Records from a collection
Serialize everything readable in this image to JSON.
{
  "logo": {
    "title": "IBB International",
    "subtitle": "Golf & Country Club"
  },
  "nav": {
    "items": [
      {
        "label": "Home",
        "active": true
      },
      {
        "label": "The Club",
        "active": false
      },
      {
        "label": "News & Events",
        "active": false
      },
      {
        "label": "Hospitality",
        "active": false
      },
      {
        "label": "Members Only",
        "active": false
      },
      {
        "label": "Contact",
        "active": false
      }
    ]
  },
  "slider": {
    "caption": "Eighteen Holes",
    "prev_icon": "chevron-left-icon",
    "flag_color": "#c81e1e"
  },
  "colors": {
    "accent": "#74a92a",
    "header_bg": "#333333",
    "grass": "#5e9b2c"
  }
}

● AIM: Using the records above, copy each line that contains "label".

● RESPONSE TO THE TASK:
        "label": "Home",
        "label": "The Club",
        "label": "News & Events",
        "label": "Hospitality",
        "label": "Members Only",
        "label": "Contact",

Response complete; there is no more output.